TO DO:
Copy every record below, exactly as written.

SUPPLIED DATA:
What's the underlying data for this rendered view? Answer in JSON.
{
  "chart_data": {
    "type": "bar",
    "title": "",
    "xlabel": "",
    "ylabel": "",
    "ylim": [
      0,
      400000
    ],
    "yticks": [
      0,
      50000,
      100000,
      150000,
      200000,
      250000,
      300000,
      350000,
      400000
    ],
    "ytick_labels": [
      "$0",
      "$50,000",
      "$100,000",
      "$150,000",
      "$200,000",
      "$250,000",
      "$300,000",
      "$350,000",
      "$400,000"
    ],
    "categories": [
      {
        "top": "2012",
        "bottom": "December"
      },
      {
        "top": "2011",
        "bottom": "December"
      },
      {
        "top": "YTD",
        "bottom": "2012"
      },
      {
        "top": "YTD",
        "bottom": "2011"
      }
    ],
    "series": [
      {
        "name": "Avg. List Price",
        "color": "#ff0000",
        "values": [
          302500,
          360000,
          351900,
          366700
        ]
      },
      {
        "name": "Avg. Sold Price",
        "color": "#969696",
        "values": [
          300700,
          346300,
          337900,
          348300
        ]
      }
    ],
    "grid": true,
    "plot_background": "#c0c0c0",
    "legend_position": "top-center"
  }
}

OUTPUT FOR THIS TASK:
What's the underlying data for this rendered view? Answer in JSON.
{
  "chart_data": {
    "type": "bar",
    "title": "",
    "xlabel": "",
    "ylabel": "",
    "ylim": [
      0,
      400000
    ],
    "yticks": [
      0,
      50000,
      100000,
      150000,
      200000,
      250000,
      300000,
      350000,
      400000
    ],
    "ytick_labels": [
      "$0",
      "$50,000",
      "$100,000",
      "$150,000",
      "$200,000",
      "$250,000",
      "$300,000",
      "$350,000",
      "$400,000"
    ],
    "categories": [
      {
        "top": "2012",
        "bottom": "December"
      },
      {
        "top": "2011",
        "bottom": "December"
      },
      {
        "top": "YTD",
        "bottom": "2012"
      },
      {
        "top": "YTD",
        "bottom": "2011"
      }
    ],
    "series": [
      {
        "name": "Avg. List Price",
        "color": "#ff0000",
        "values": [
          302500,
          360000,
          351900,
          366700
        ]
      },
      {
        "name": "Avg. Sold Price",
        "color": "#969696",
        "values": [
          300700,
          346300,
          337900,
          348300
        ]
      }
    ],
    "grid": true,
    "plot_background": "#c0c0c0",
    "legend_position": "top-center"
  }
}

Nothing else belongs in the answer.